INSTRUCTION
Read the records below. Copy each line where the string "Computer" occurs.

(Recorded data)
╭──

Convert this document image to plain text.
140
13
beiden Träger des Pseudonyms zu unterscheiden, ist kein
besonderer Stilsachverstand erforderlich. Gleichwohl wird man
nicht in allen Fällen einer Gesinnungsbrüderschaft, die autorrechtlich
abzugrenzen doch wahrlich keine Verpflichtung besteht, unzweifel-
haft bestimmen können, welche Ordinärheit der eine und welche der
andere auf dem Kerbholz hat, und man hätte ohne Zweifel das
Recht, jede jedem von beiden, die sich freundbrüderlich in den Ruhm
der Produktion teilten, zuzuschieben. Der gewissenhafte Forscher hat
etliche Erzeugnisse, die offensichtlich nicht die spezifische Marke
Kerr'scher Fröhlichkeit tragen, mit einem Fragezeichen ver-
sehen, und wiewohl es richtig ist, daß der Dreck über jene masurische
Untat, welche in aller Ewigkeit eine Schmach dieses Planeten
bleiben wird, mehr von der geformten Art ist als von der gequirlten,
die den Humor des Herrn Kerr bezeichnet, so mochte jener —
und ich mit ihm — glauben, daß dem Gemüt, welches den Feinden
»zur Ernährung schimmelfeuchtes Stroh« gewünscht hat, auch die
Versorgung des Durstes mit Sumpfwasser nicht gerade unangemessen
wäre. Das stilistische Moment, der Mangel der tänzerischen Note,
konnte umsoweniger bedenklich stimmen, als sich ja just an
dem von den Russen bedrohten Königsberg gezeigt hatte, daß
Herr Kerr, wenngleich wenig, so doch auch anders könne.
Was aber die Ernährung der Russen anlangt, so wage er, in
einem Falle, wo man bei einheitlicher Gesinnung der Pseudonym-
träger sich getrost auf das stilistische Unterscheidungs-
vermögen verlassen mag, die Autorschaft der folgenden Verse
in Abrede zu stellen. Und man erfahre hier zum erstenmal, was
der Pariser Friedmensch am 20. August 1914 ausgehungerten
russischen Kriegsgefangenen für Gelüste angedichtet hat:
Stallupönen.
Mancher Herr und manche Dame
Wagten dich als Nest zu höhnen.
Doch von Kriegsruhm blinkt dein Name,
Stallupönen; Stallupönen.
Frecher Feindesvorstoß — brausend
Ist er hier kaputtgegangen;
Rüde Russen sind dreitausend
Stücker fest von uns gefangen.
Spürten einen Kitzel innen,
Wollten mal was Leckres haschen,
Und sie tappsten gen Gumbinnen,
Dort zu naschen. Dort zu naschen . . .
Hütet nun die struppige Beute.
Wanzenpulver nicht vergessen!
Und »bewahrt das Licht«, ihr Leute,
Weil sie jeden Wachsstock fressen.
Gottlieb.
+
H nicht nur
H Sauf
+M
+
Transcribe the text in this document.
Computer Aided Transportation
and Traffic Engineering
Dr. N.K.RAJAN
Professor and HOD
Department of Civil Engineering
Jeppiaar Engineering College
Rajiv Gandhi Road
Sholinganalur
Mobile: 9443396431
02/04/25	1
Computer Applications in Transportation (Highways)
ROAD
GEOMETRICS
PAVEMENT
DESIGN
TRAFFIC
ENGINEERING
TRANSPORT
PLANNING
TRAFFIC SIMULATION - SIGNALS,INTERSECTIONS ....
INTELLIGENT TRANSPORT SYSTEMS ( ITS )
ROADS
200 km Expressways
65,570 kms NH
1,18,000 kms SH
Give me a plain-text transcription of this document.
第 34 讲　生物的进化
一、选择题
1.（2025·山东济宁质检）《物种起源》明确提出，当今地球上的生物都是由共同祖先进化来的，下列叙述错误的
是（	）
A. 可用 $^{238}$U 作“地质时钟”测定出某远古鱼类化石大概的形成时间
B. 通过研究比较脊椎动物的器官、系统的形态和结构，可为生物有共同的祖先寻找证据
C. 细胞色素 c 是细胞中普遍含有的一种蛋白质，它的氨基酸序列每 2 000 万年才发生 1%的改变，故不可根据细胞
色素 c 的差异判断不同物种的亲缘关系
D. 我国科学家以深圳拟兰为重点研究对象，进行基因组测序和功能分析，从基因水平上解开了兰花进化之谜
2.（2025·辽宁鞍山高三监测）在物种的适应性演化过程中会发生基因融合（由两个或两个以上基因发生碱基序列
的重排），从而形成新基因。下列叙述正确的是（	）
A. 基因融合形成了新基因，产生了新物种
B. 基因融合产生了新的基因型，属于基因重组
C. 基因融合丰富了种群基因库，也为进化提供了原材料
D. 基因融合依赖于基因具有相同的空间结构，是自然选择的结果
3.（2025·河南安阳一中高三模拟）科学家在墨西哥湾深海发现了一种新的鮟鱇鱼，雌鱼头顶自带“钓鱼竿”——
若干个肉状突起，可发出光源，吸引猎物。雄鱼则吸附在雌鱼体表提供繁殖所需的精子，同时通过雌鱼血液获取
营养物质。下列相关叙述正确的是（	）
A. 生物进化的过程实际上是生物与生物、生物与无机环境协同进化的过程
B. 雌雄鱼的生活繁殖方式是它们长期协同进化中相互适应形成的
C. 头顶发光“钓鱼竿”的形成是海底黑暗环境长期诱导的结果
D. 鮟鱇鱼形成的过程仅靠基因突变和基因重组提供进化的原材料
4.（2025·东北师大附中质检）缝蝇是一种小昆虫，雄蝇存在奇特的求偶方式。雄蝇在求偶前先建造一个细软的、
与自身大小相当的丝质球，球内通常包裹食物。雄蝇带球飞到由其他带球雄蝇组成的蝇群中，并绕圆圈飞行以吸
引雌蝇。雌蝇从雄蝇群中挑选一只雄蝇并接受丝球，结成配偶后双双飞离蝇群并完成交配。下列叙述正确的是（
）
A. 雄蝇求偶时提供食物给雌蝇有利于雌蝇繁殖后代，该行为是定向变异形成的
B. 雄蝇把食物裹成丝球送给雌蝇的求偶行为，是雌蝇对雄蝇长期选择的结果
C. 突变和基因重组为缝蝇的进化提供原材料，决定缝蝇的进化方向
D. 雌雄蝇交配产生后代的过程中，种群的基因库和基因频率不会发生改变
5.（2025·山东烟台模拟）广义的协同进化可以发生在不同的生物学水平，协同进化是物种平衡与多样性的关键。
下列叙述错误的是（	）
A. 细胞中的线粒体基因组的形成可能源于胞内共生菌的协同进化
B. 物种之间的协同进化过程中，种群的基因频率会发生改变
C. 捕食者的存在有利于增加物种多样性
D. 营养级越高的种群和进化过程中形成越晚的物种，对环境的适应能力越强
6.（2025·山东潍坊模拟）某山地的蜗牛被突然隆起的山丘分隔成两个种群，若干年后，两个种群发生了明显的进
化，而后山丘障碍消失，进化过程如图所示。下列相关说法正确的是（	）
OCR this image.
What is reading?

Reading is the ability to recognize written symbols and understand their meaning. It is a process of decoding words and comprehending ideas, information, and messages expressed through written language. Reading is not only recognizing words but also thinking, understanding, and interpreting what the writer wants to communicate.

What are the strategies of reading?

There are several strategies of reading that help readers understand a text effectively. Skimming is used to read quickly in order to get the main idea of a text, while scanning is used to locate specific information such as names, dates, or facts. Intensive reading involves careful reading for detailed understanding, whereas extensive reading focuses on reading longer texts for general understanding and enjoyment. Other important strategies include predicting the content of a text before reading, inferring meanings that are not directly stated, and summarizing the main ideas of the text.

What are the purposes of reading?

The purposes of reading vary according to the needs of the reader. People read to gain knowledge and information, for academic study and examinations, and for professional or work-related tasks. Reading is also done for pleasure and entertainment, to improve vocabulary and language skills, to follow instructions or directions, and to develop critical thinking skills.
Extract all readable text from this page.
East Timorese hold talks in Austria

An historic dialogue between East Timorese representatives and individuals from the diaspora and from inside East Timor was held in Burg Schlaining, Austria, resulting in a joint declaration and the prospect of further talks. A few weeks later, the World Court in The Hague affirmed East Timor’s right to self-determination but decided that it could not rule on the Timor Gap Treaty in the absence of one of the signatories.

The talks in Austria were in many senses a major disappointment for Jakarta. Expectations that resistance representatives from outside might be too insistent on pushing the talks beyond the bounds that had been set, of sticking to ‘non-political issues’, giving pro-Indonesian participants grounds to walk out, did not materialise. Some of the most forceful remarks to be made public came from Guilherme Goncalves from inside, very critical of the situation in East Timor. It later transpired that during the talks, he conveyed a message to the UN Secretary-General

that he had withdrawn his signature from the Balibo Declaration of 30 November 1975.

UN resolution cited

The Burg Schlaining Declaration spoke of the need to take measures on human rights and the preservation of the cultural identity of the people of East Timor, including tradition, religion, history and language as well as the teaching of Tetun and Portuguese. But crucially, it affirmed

╰──

RESULT
Computer Aided Transportation
Computer Applications in Transportation (Highways)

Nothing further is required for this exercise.